►

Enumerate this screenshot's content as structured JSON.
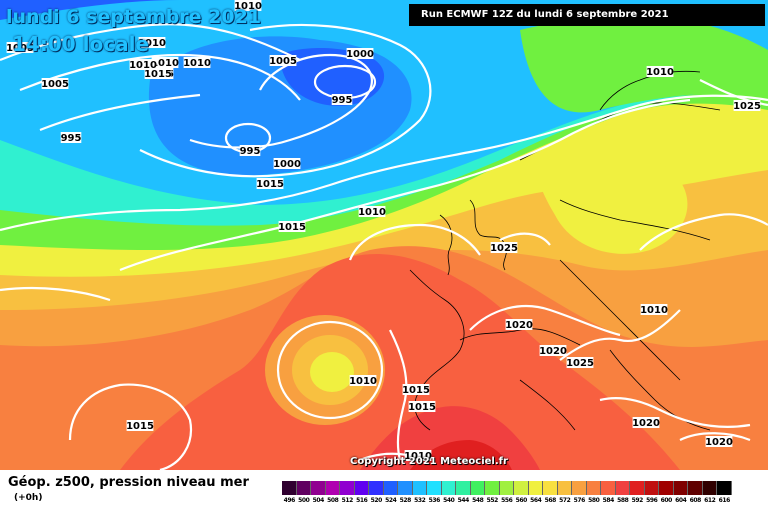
{
  "title": {
    "date": "lundi 6 septembre 2021",
    "time": "14:00 locale"
  },
  "run_label": "Run ECMWF 12Z du lundi 6 septembre 2021",
  "copyright": "Copyright 2021 Meteociel.fr",
  "footer": {
    "title": "Géop. z500, pression niveau mer",
    "subtitle": "(+0h)"
  },
  "scale": {
    "labels": [
      "496",
      "500",
      "504",
      "508",
      "512",
      "516",
      "520",
      "524",
      "528",
      "532",
      "536",
      "540",
      "544",
      "548",
      "552",
      "556",
      "560",
      "564",
      "568",
      "572",
      "576",
      "580",
      "584",
      "588",
      "592",
      "596",
      "600",
      "604",
      "608",
      "612",
      "616"
    ],
    "colors": [
      "#300030",
      "#600060",
      "#900090",
      "#b000b0",
      "#9000d0",
      "#6000f0",
      "#3030ff",
      "#2060ff",
      "#2090ff",
      "#20c0ff",
      "#20e0ff",
      "#30f0d0",
      "#30f0a0",
      "#40f060",
      "#70f040",
      "#a0f040",
      "#d0f040",
      "#f0f040",
      "#f8e040",
      "#f8c040",
      "#f8a040",
      "#f88040",
      "#f86040",
      "#f04040",
      "#e02020",
      "#c01010",
      "#a00000",
      "#800000",
      "#600000",
      "#300000",
      "#000000"
    ]
  },
  "isobar_labels": [
    {
      "text": "1010"
    },
    {
      "text": "1005"
    },
    {
      "text": "1010"
    },
    {
      "text": "1010"
    },
    {
      "text": "1010"
    },
    {
      "text": "1015"
    },
    {
      "text": "1010"
    },
    {
      "text": "1015"
    },
    {
      "text": "1005"
    },
    {
      "text": "1000"
    },
    {
      "text": "995"
    },
    {
      "text": "1005"
    },
    {
      "text": "995"
    },
    {
      "text": "995"
    },
    {
      "text": "1000"
    },
    {
      "text": "1015"
    },
    {
      "text": "1010"
    },
    {
      "text": "1015"
    },
    {
      "text": "1010"
    },
    {
      "text": "1025"
    },
    {
      "text": "1025"
    },
    {
      "text": "1020"
    },
    {
      "text": "1020"
    },
    {
      "text": "1025"
    },
    {
      "text": "1010"
    },
    {
      "text": "1015"
    },
    {
      "text": "1015"
    },
    {
      "text": "1020"
    },
    {
      "text": "1020"
    },
    {
      "text": "1015"
    },
    {
      "text": "1010"
    },
    {
      "text": "1010"
    }
  ]
}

◄

- TASK BRIEF -
Every line above should be returned word for word, with the pictures left behind.

- RESPONSE TO THE TASK -
Enumerate this screenshot's content as structured JSON.
{
  "title": {
    "date": "lundi 6 septembre 2021",
    "time": "14:00 locale"
  },
  "run_label": "Run ECMWF 12Z du lundi 6 septembre 2021",
  "copyright": "Copyright 2021 Meteociel.fr",
  "footer": {
    "title": "Géop. z500, pression niveau mer",
    "subtitle": "(+0h)"
  },
  "scale": {
    "labels": [
      "496",
      "500",
      "504",
      "508",
      "512",
      "516",
      "520",
      "524",
      "528",
      "532",
      "536",
      "540",
      "544",
      "548",
      "552",
      "556",
      "560",
      "564",
      "568",
      "572",
      "576",
      "580",
      "584",
      "588",
      "592",
      "596",
      "600",
      "604",
      "608",
      "612",
      "616"
    ],
    "colors": [
      "#300030",
      "#600060",
      "#900090",
      "#b000b0",
      "#9000d0",
      "#6000f0",
      "#3030ff",
      "#2060ff",
      "#2090ff",
      "#20c0ff",
      "#20e0ff",
      "#30f0d0",
      "#30f0a0",
      "#40f060",
      "#70f040",
      "#a0f040",
      "#d0f040",
      "#f0f040",
      "#f8e040",
      "#f8c040",
      "#f8a040",
      "#f88040",
      "#f86040",
      "#f04040",
      "#e02020",
      "#c01010",
      "#a00000",
      "#800000",
      "#600000",
      "#300000",
      "#000000"
    ]
  },
  "isobar_labels": [
    {
      "text": "1010"
    },
    {
      "text": "1005"
    },
    {
      "text": "1010"
    },
    {
      "text": "1010"
    },
    {
      "text": "1010"
    },
    {
      "text": "1015"
    },
    {
      "text": "1010"
    },
    {
      "text": "1015"
    },
    {
      "text": "1005"
    },
    {
      "text": "1000"
    },
    {
      "text": "995"
    },
    {
      "text": "1005"
    },
    {
      "text": "995"
    },
    {
      "text": "995"
    },
    {
      "text": "1000"
    },
    {
      "text": "1015"
    },
    {
      "text": "1010"
    },
    {
      "text": "1015"
    },
    {
      "text": "1010"
    },
    {
      "text": "1025"
    },
    {
      "text": "1025"
    },
    {
      "text": "1020"
    },
    {
      "text": "1020"
    },
    {
      "text": "1025"
    },
    {
      "text": "1010"
    },
    {
      "text": "1015"
    },
    {
      "text": "1015"
    },
    {
      "text": "1020"
    },
    {
      "text": "1020"
    },
    {
      "text": "1015"
    },
    {
      "text": "1010"
    },
    {
      "text": "1010"
    }
  ]
}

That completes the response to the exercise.